▶ WRITTEN EXERCISE
Output the records exactly. Include every line.

(Lines of data)
__________________________________________________
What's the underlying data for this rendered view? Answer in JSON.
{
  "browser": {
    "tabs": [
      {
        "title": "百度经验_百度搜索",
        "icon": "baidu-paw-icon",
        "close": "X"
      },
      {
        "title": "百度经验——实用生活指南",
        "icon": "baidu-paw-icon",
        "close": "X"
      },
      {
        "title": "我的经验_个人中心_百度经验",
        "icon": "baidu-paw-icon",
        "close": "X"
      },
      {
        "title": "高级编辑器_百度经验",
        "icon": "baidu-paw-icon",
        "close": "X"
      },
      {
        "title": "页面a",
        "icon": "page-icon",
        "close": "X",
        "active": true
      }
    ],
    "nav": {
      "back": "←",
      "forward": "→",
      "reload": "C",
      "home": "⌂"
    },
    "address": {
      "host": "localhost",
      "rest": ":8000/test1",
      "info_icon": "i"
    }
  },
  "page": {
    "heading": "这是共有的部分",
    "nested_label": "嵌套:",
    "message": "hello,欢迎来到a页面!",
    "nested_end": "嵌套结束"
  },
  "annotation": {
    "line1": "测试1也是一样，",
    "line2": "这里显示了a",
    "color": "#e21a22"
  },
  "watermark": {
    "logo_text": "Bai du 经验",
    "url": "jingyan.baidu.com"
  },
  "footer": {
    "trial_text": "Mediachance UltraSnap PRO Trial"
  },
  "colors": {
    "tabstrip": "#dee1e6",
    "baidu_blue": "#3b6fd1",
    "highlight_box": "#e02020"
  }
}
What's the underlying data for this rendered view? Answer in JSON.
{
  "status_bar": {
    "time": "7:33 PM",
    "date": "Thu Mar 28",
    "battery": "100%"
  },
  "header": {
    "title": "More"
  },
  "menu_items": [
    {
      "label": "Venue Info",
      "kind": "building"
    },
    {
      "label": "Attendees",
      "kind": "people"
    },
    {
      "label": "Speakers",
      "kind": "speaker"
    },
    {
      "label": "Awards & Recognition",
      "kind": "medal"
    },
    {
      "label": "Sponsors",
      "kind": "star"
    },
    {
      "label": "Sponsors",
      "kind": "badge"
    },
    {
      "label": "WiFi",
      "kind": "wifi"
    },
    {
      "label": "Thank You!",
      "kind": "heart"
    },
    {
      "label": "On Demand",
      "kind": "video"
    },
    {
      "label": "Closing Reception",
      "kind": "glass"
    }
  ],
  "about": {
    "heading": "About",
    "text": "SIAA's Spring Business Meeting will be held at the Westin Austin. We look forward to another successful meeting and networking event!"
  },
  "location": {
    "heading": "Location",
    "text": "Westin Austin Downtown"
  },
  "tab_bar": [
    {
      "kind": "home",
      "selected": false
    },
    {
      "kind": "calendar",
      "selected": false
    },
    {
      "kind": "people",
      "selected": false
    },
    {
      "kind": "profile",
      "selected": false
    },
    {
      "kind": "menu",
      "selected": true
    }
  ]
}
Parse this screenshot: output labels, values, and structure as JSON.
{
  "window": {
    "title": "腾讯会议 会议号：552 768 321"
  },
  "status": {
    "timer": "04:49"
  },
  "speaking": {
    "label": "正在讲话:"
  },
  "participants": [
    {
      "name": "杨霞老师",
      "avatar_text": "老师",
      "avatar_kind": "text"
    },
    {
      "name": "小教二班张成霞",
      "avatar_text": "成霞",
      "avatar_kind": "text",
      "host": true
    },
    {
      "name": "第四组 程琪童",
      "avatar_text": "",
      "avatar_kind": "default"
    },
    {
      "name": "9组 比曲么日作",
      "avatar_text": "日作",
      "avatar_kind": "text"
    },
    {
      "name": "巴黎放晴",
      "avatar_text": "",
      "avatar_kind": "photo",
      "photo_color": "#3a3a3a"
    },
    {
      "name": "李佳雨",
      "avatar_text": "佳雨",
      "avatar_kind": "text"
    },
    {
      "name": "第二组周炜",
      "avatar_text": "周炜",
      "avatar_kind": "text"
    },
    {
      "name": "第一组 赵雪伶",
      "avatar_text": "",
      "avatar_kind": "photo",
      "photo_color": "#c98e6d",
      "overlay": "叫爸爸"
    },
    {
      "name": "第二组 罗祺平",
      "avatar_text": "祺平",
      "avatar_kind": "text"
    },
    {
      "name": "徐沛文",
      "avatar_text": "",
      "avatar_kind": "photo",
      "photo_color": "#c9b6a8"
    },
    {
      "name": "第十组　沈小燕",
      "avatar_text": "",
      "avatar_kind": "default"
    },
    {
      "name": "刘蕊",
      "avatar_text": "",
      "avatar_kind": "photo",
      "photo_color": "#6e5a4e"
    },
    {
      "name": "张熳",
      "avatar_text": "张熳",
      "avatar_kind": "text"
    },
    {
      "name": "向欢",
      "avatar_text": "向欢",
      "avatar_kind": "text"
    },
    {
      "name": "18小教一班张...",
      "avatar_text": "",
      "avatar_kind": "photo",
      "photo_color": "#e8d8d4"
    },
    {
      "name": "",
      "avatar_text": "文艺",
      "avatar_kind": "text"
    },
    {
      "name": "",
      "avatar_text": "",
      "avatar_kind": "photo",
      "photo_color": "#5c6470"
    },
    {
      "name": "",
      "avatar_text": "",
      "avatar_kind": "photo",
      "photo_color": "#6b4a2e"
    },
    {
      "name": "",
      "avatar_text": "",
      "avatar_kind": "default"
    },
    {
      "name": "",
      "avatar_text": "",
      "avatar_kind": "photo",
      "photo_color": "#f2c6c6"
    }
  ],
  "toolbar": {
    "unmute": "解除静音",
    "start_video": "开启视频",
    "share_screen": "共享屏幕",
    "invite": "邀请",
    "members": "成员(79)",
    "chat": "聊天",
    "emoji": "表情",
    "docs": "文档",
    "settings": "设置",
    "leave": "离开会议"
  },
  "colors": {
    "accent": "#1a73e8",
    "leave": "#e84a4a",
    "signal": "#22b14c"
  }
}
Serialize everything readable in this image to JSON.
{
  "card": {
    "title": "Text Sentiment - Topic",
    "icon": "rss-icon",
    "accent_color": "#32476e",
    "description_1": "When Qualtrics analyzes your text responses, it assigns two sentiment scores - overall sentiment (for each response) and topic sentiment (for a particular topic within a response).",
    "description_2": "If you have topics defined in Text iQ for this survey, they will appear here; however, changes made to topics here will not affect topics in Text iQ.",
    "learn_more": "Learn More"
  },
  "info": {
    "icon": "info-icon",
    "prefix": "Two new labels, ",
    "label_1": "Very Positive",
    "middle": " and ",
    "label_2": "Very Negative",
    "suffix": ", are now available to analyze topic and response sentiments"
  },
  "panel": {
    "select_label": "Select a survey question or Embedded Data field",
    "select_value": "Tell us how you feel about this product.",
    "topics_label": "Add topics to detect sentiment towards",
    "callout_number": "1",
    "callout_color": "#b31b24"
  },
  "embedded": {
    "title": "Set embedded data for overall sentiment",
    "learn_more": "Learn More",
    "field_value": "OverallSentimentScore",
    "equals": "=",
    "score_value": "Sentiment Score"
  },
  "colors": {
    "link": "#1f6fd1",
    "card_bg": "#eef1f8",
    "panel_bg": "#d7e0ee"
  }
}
__________________________________________________
▶ SOLUTION FOR THIS EXERCISE
What's the underlying data for this rendered view? Answer in JSON.
{
  "browser": {
    "tabs": [
      {
        "title": "百度经验_百度搜索",
        "icon": "baidu-paw-icon",
        "close": "X"
      },
      {
        "title": "百度经验——实用生活指南",
        "icon": "baidu-paw-icon",
        "close": "X"
      },
      {
        "title": "我的经验_个人中心_百度经验",
        "icon": "baidu-paw-icon",
        "close": "X"
      },
      {
        "title": "高级编辑器_百度经验",
        "icon": "baidu-paw-icon",
        "close": "X"
      },
      {
        "title": "页面a",
        "icon": "page-icon",
        "close": "X",
        "active": true
      }
    ],
    "nav": {
      "back": "←",
      "forward": "→",
      "reload": "C",
      "home": "⌂"
    },
    "address": {
      "host": "localhost",
      "rest": ":8000/test1",
      "info_icon": "i"
    }
  },
  "page": {
    "heading": "这是共有的部分",
    "nested_label": "嵌套:",
    "message": "hello,欢迎来到a页面!",
    "nested_end": "嵌套结束"
  },
  "annotation": {
    "line1": "测试1也是一样，",
    "line2": "这里显示了a",
    "color": "#e21a22"
  },
  "watermark": {
    "logo_text": "Bai du 经验",
    "url": "jingyan.baidu.com"
  },
  "footer": {
    "trial_text": "Mediachance UltraSnap PRO Trial"
  },
  "colors": {
    "tabstrip": "#dee1e6",
    "baidu_blue": "#3b6fd1",
    "highlight_box": "#e02020"
  }
}
What's the underlying data for this rendered view? Answer in JSON.
{
  "status_bar": {
    "time": "7:33 PM",
    "date": "Thu Mar 28",
    "battery": "100%"
  },
  "header": {
    "title": "More"
  },
  "menu_items": [
    {
      "label": "Venue Info",
      "kind": "building"
    },
    {
      "label": "Attendees",
      "kind": "people"
    },
    {
      "label": "Speakers",
      "kind": "speaker"
    },
    {
      "label": "Awards & Recognition",
      "kind": "medal"
    },
    {
      "label": "Sponsors",
      "kind": "star"
    },
    {
      "label": "Sponsors",
      "kind": "badge"
    },
    {
      "label": "WiFi",
      "kind": "wifi"
    },
    {
      "label": "Thank You!",
      "kind": "heart"
    },
    {
      "label": "On Demand",
      "kind": "video"
    },
    {
      "label": "Closing Reception",
      "kind": "glass"
    }
  ],
  "about": {
    "heading": "About",
    "text": "SIAA's Spring Business Meeting will be held at the Westin Austin. We look forward to another successful meeting and networking event!"
  },
  "location": {
    "heading": "Location",
    "text": "Westin Austin Downtown"
  },
  "tab_bar": [
    {
      "kind": "home",
      "selected": false
    },
    {
      "kind": "calendar",
      "selected": false
    },
    {
      "kind": "people",
      "selected": false
    },
    {
      "kind": "profile",
      "selected": false
    },
    {
      "kind": "menu",
      "selected": true
    }
  ]
}
Parse this screenshot: output labels, values, and structure as JSON.
{
  "window": {
    "title": "腾讯会议 会议号：552 768 321"
  },
  "status": {
    "timer": "04:49"
  },
  "speaking": {
    "label": "正在讲话:"
  },
  "participants": [
    {
      "name": "杨霞老师",
      "avatar_text": "老师",
      "avatar_kind": "text"
    },
    {
      "name": "小教二班张成霞",
      "avatar_text": "成霞",
      "avatar_kind": "text",
      "host": true
    },
    {
      "name": "第四组 程琪童",
      "avatar_text": "",
      "avatar_kind": "default"
    },
    {
      "name": "9组 比曲么日作",
      "avatar_text": "日作",
      "avatar_kind": "text"
    },
    {
      "name": "巴黎放晴",
      "avatar_text": "",
      "avatar_kind": "photo",
      "photo_color": "#3a3a3a"
    },
    {
      "name": "李佳雨",
      "avatar_text": "佳雨",
      "avatar_kind": "text"
    },
    {
      "name": "第二组周炜",
      "avatar_text": "周炜",
      "avatar_kind": "text"
    },
    {
      "name": "第一组 赵雪伶",
      "avatar_text": "",
      "avatar_kind": "photo",
      "photo_color": "#c98e6d",
      "overlay": "叫爸爸"
    },
    {
      "name": "第二组 罗祺平",
      "avatar_text": "祺平",
      "avatar_kind": "text"
    },
    {
      "name": "徐沛文",
      "avatar_text": "",
      "avatar_kind": "photo",
      "photo_color": "#c9b6a8"
    },
    {
      "name": "第十组　沈小燕",
      "avatar_text": "",
      "avatar_kind": "default"
    },
    {
      "name": "刘蕊",
      "avatar_text": "",
      "avatar_kind": "photo",
      "photo_color": "#6e5a4e"
    },
    {
      "name": "张熳",
      "avatar_text": "张熳",
      "avatar_kind": "text"
    },
    {
      "name": "向欢",
      "avatar_text": "向欢",
      "avatar_kind": "text"
    },
    {
      "name": "18小教一班张...",
      "avatar_text": "",
      "avatar_kind": "photo",
      "photo_color": "#e8d8d4"
    },
    {
      "name": "",
      "avatar_text": "文艺",
      "avatar_kind": "text"
    },
    {
      "name": "",
      "avatar_text": "",
      "avatar_kind": "photo",
      "photo_color": "#5c6470"
    },
    {
      "name": "",
      "avatar_text": "",
      "avatar_kind": "photo",
      "photo_color": "#6b4a2e"
    },
    {
      "name": "",
      "avatar_text": "",
      "avatar_kind": "default"
    },
    {
      "name": "",
      "avatar_text": "",
      "avatar_kind": "photo",
      "photo_color": "#f2c6c6"
    }
  ],
  "toolbar": {
    "unmute": "解除静音",
    "start_video": "开启视频",
    "share_screen": "共享屏幕",
    "invite": "邀请",
    "members": "成员(79)",
    "chat": "聊天",
    "emoji": "表情",
    "docs": "文档",
    "settings": "设置",
    "leave": "离开会议"
  },
  "colors": {
    "accent": "#1a73e8",
    "leave": "#e84a4a",
    "signal": "#22b14c"
  }
}
Serialize everything readable in this image to JSON.
{
  "card": {
    "title": "Text Sentiment - Topic",
    "icon": "rss-icon",
    "accent_color": "#32476e",
    "description_1": "When Qualtrics analyzes your text responses, it assigns two sentiment scores - overall sentiment (for each response) and topic sentiment (for a particular topic within a response).",
    "description_2": "If you have topics defined in Text iQ for this survey, they will appear here; however, changes made to topics here will not affect topics in Text iQ.",
    "learn_more": "Learn More"
  },
  "info": {
    "icon": "info-icon",
    "prefix": "Two new labels, ",
    "label_1": "Very Positive",
    "middle": " and ",
    "label_2": "Very Negative",
    "suffix": ", are now available to analyze topic and response sentiments"
  },
  "panel": {
    "select_label": "Select a survey question or Embedded Data field",
    "select_value": "Tell us how you feel about this product.",
    "topics_label": "Add topics to detect sentiment towards",
    "callout_number": "1",
    "callout_color": "#b31b24"
  },
  "embedded": {
    "title": "Set embedded data for overall sentiment",
    "learn_more": "Learn More",
    "field_value": "OverallSentimentScore",
    "equals": "=",
    "score_value": "Sentiment Score"
  },
  "colors": {
    "link": "#1f6fd1",
    "card_bg": "#eef1f8",
    "panel_bg": "#d7e0ee"
  }
}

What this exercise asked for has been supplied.